● **What needs to be done**
Revise the lines from the first one through the line containing "405, 356, 417]", putting "Fatigue" in place of "Lassitude" and leaving everything else unchanged.

____ Data rows

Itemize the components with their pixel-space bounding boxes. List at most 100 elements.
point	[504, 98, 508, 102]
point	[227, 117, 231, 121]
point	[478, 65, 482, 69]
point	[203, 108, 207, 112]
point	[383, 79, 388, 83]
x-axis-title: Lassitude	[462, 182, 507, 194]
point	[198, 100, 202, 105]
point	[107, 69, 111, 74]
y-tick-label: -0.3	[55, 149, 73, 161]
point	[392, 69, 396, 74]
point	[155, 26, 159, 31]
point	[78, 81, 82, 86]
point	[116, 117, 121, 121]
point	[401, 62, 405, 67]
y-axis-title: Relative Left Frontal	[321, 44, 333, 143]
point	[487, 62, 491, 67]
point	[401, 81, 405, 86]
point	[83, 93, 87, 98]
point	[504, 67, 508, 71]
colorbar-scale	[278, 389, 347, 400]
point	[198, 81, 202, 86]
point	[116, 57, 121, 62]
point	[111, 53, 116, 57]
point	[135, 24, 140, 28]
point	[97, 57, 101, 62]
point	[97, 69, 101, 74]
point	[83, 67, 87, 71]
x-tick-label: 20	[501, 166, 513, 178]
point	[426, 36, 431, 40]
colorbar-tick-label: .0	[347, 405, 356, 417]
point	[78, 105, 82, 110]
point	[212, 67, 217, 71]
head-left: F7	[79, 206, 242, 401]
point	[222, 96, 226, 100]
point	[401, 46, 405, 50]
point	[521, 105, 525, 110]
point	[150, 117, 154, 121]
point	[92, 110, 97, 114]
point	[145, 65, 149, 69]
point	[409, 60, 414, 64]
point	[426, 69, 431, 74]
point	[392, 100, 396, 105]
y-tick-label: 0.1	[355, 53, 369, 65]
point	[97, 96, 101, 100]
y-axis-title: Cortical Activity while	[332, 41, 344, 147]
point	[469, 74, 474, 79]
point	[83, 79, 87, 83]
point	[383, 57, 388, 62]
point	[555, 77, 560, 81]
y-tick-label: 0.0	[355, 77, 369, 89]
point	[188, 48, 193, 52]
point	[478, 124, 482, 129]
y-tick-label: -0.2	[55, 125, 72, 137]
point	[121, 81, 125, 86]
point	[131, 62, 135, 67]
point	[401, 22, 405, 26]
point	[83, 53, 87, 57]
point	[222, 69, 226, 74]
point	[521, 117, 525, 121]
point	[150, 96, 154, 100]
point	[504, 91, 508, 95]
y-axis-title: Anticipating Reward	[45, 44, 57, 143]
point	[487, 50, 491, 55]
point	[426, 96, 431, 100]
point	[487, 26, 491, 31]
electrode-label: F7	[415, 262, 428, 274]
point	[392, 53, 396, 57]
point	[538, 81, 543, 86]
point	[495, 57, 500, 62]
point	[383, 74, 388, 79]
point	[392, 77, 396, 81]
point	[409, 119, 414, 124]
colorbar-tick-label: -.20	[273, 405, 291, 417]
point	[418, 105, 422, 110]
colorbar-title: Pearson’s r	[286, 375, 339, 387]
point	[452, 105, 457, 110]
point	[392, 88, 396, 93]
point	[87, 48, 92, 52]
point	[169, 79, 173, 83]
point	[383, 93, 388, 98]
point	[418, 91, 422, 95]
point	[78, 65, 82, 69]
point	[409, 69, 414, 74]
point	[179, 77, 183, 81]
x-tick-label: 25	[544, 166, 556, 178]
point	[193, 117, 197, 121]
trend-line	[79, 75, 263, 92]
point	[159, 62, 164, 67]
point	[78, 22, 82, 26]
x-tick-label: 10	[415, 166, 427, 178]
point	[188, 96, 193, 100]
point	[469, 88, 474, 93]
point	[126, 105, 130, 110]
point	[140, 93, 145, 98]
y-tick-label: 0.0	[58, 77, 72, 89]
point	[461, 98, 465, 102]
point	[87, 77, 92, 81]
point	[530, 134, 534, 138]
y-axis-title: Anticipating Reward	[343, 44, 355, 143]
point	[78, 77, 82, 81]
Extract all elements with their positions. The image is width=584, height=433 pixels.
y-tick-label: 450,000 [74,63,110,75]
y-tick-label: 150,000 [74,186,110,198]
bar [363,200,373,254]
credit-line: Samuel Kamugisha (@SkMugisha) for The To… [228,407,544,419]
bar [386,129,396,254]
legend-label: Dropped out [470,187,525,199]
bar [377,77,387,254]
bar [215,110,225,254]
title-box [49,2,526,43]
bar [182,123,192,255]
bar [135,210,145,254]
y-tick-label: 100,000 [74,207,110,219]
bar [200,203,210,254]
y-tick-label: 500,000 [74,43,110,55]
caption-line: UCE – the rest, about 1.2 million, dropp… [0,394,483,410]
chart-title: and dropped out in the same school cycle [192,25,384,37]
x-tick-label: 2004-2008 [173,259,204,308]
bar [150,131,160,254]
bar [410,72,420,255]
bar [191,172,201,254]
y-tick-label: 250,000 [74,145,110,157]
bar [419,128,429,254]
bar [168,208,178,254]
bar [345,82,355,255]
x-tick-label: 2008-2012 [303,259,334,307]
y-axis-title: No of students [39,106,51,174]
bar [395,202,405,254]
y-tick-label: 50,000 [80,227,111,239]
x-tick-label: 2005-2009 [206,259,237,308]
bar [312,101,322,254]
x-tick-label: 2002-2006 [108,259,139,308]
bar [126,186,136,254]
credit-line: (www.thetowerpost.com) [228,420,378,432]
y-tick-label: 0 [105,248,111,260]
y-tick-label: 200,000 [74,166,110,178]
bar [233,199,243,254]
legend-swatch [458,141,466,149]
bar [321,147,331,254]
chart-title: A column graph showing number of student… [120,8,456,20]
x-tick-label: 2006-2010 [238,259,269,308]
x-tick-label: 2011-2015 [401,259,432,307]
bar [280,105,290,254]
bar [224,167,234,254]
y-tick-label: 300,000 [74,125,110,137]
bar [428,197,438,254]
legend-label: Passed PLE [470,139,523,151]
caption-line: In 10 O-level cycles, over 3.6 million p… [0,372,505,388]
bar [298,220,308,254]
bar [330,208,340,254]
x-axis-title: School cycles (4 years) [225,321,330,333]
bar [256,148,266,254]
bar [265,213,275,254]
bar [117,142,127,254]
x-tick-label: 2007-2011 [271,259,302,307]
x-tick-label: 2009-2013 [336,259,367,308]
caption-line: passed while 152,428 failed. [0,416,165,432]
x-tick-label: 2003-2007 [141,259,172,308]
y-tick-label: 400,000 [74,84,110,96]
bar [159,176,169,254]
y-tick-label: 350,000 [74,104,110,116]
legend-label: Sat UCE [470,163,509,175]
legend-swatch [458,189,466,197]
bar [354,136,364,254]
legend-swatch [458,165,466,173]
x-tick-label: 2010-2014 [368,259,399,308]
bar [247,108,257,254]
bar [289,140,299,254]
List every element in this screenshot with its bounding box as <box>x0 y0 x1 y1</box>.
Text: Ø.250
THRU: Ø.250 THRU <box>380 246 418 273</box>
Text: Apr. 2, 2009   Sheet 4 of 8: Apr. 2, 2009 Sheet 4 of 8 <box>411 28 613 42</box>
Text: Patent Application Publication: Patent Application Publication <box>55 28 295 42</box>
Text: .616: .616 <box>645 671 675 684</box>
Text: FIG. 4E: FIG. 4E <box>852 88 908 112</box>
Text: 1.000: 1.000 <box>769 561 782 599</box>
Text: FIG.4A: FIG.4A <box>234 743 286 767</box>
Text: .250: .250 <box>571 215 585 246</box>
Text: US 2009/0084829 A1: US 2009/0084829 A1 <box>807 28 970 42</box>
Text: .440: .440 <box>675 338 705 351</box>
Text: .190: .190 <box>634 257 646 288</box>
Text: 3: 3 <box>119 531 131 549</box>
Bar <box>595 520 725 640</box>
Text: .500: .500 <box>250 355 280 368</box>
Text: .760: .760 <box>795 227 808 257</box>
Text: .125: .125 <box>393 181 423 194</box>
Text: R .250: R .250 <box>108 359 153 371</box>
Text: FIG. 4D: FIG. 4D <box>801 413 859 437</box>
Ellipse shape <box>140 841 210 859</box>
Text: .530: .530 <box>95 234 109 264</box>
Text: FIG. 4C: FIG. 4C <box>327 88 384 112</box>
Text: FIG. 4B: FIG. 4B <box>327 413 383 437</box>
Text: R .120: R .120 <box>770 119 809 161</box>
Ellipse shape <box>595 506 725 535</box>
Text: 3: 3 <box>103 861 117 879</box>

________

● **Exercise solution**
Itemize the components with their pixel-space bounding boxes. List at most 100 elements.
point	[504, 98, 508, 102]
point	[227, 117, 231, 121]
point	[478, 65, 482, 69]
point	[203, 108, 207, 112]
point	[383, 79, 388, 83]
x-axis-title: Fatigue	[462, 182, 507, 194]
point	[198, 100, 202, 105]
point	[107, 69, 111, 74]
y-tick-label: -0.3	[55, 149, 73, 161]
point	[392, 69, 396, 74]
point	[155, 26, 159, 31]
point	[78, 81, 82, 86]
point	[116, 117, 121, 121]
point	[401, 62, 405, 67]
y-axis-title: Relative Left Frontal	[321, 44, 333, 143]
point	[487, 62, 491, 67]
point	[401, 81, 405, 86]
point	[83, 93, 87, 98]
point	[504, 67, 508, 71]
colorbar-scale	[278, 389, 347, 400]
point	[198, 81, 202, 86]
point	[116, 57, 121, 62]
point	[111, 53, 116, 57]
point	[135, 24, 140, 28]
point	[97, 57, 101, 62]
point	[97, 69, 101, 74]
point	[83, 67, 87, 71]
x-tick-label: 20	[501, 166, 513, 178]
point	[426, 36, 431, 40]
colorbar-tick-label: .0	[347, 405, 356, 417]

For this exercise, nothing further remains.